In the passage below about Somoza Debayle's fall from power, from which country did Somoza buy weapons after September 1978?

* [Document segment]:

+ + + + + + +

Thus, it was not unpredictable that Somoza Debayle clung to power longer than was rationally justifiable. He was proud of how his father's defiant maneuvering during the period of intense U.S. disapproval in the mid 1940s; like his father, he withstood international pressure to resign. In his case, he badly miscalculated. In September 1978 when the American ambassador in Nicaragua intimated that Somoza's presence increased the likelihood of a Communist victory, Somoza dug in his heels, doubled the size of the Guard, bought weapons from Israel, and unleashed harsh military measures.
The U.S. limited itself to supporting mediation efforts which failed for several reasons: first, Somoza refused to seriously negotiate his own departure; just as importantly, the history of National Guard corruption and brutality left few Nicaraguans willing to openly endorsea plan for a stable transition which preserved the Guard. the Sandinistas, certainly, had no desire to see U.S. mediation succeed. Finally, no other nation in the region was strongly behind the U.S. position; the democratic countries tended to be more sympathetic to the Sandinistas, whereas the dictatorial regimes, facing unrest in their own countries, supported Somoza.
As the Sandinistas gained more internal and international stature, the U.S. found itself outflanked and embarrassed. The brutal assassination of ABC reporter Bill Stewart at a National Guard check point (as his cameraman filmed) turned U.S. opinion, and a week later, on June 27, 1979, Somoza finally offered to resign. The U.S. government asked him to wait as the ambassador in Managua tried desperately to arrange a post-Somoza government that would somehow weaken the now clearly victorious Sandinistas; in the meanwhile the material destruction and loss of life continued until finally, on July 17, Somoza fled and the U.S. was faced with the unconditional Sandinista victory it had feared.

+ + + + + + +

* [Source material]:

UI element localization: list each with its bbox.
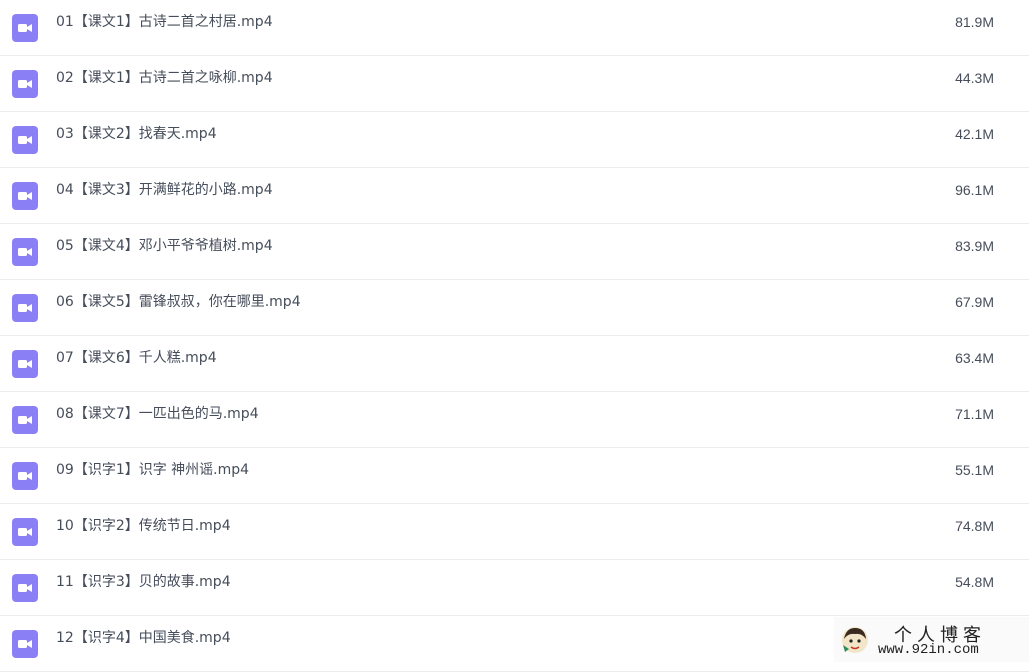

+ + + + + + +

* [Result]: Israel